* _READING TEXT_
•••••
Thinking about renting rooms or your entire home as a way to earn some extra money? Online services, such as Airbnb and HomeAway, make it easy and enticing to list your property and fill it with paying guests regularly or occasionally.
Most such rentals go off without a hitch. But occasionally things can go awry. Last spring, a couple in Calgary, Canada, who rented their home to four Airbnb guests, came home to find wrecked furniture and trash from a wild party strewn everywhere. Damage was estimated at $100,000, according to news reports. Before you sign up, understand three things about home insurance policies that can impact your risk when renting your living space to travelers, even short-term. Be sure to address these items when buying homeowners insurance.
Review homeowners insurance details
1. Rental length. Don’t assume your homeowners insurance will pay for damage to or loss of your home and property if the incident occurs when paying guests are staying at your property. “Homeowner insurance policies vary by insurance carrier and state,” says Burl Daniel, an insurance expert witness based in Fort Worth, Texas. “You may be covered if your rental is a one-time thing, and not for too long,” says Dave Phillips, spokesman for State Farm. You should be fine if you live near a big event like the Super Bowl and want to share your home, says Phillips. “But if you want to make this a full- or nearly full-time gig, your State Farm homeowners policy will not provide coverage.” That’s true of most carriers as well. Many carriers that provide coverage for short-term stays limit them to up to four weeks, according to Nolo.com. Read your homeowner’s policy carefully before you sign up to share your home. Some polices covering short-term rentals require advance notification.
2. Homeowner liability. In addition to property damage, review your liability coverage–what if a renter gets hurt? If paying guests blame you for their injury–such as complaining they tripped over wires in your hallway–and file a suit, your carrier could say you don’t have liability coverage. “If you don’t have liability coverage, you could end up paying not only the guests’ medical expenses, but also the cost to defend yourself and any liability damages awarded in court,” Daniel explains. Umbrella insurance may be necessary to cover liability claims.
3. Home-based business. “Among the reasons your carrier may deny coverage: homeowners insurance is based on the risk factors for an owner-occupant. Insurance companies believe there is less risk when the property is owner-occupied than there is with even incidental ‘hotel’ occupancies,” Daniel says. “If you frequently rent out your home (or rooms) to paying guests, your insurance carrier may claim that you are operating a business — a hotel or bed-and-breakfast. If your policy is for a home, not a business, it could exclude any problems your ‘business’ guests cause or damage they do to your house or its contents,” according to Daniel. Most homeowner insurance applications specifically ask the number of weeks you rent your place. If you misrepresent your answers, you can potentially void some (or all) coverages under the policy. “If the occupancy/rental status changes from when you first applied for your homeowners policy, discuss your options with your insurance agent or carrier,” Daniel suggests.
State Farm provides liability coverage when the policyholder shares his home or apartment with up to two roomers or boarders, but that’s not the same as renting to different guests throughout the year, Phillips notes.
•••••
* _LISTED ENTRIES_
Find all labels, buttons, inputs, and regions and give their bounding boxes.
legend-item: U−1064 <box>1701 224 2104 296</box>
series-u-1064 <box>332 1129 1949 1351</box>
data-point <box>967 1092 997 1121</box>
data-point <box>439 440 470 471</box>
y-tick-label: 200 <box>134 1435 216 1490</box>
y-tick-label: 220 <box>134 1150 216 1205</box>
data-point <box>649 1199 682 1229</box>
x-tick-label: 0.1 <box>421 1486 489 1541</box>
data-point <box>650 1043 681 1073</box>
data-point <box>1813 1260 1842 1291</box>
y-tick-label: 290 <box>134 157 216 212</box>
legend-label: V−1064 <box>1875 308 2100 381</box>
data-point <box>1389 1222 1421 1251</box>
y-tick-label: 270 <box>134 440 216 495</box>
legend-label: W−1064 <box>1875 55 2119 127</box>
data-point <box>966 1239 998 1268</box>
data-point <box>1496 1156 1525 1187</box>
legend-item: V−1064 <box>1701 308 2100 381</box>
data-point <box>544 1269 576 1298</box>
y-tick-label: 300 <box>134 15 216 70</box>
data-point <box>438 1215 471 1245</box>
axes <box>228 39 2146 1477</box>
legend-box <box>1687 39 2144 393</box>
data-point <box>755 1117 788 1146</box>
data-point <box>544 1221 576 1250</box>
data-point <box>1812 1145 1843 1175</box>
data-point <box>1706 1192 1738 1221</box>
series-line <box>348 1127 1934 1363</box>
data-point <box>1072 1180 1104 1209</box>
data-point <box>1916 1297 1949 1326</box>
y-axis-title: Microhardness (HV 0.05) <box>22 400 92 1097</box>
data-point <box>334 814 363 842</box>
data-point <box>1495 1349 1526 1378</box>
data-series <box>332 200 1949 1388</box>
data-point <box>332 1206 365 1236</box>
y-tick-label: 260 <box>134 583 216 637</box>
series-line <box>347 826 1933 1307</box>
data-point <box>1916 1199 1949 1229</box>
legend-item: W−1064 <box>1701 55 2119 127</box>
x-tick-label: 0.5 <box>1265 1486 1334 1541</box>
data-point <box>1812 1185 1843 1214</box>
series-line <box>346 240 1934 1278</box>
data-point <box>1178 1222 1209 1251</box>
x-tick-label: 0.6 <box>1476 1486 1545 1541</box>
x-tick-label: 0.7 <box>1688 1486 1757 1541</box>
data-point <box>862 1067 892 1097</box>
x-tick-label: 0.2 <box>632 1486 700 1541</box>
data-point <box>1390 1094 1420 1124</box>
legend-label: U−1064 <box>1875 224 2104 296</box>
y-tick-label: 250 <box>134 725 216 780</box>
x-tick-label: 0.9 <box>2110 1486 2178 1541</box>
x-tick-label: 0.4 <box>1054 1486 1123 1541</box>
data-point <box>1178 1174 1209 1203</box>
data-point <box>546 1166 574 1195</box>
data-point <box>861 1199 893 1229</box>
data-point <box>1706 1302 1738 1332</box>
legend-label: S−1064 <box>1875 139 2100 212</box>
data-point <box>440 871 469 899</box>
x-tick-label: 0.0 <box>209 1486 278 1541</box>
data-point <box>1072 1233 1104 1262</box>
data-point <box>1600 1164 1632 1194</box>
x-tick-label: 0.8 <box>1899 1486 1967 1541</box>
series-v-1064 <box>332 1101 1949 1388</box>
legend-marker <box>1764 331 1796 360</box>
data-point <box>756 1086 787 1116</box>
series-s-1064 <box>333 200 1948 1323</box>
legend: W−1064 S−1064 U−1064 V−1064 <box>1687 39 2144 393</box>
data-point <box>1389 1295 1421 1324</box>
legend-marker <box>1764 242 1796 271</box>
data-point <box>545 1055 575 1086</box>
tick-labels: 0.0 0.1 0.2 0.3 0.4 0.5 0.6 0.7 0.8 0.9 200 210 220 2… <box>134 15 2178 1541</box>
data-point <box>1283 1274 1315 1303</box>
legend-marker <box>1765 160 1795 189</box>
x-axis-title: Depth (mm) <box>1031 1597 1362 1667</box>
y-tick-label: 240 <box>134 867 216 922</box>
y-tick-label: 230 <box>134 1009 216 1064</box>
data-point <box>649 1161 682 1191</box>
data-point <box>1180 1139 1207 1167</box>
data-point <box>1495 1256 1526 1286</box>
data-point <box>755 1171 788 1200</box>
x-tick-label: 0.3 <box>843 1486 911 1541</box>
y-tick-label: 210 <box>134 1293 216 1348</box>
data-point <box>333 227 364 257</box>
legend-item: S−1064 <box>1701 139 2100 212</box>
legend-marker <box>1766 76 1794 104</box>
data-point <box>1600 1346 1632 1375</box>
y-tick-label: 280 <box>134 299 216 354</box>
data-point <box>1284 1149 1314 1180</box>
•••••
* _EXERCISE INSTRUCTIONS_
a – According to the article on home insurance for short-term rentals, how long do many carriers that cover short-term stays allow them to last?
b – Continue the article on home insurance for short-term rentals from its last sentence.

* _OUTPUTS FOR THE TASKS_
a – Up to four weeks.

b –
“Some cities require short-term rental property owners to obtain a business license,” advises Penny Gusner, Consumer Analyst at Insure.com. “If you plan to rent your home on a regular basis, look into a home business policy.” Begin by asking your current insurer if this coverage is available, then shop around to compare quotes on home business insurance.
Homeowner host insurance options
Airbnb includes “Host Protection” insurance at no extra cost, says spokesman Nick Shapiro. This insurance is now considered “primary coverage” for hosts. Host Protection provides up to $1 million for accidents, such as a guest slipping on a rug and breaking an arm or getting injured while on a treadmill in your building’s gym. It does not cover injuries caused by intentional acts or some property issues, including mold and bedbugs. The protection excludes claims for jewelry, rare artwork, and collectibles in your home. HomeAway offers its hosts damage protection insurance up to $5,000, but for a fee. It starts at $59 for up to $1,500 of coverage and has no deductible. If you’re getting into room sharing frequently or full-time, consider buying additional insurance to protect you and your property. When it comes to buying insurance for renting your place, you have options. For example SafelyStay, based in Atlanta, covers up to $1 million of liability and damage to properties in the United States, with Western Europe launching shortly, according to spokesman Andrew Bate. The policy is priced “per-night” and is for a minimum of three nights. CBIZ in Bozeman, Montana, offers insurance to cover short-term vacation rentals. You also can ask your insurance agent about what options your carrier might have for you when renting your home to travelers.
Before Michelle Dinsmore listed her two-bedroom home in Petersburg, New York, on Airbnb, she bought additional insurance to cover the rentals. Guests have caused some minor damage — one guest “entirely smushed” her new, large ottoman and another broke a glass shelf. But in both cases the guests confessed and paid for repairs.
“I have not had to call my insurance agent,” she reports. Dinsmore says she decided to buy additional coverage even though she believes Airbnb has her back.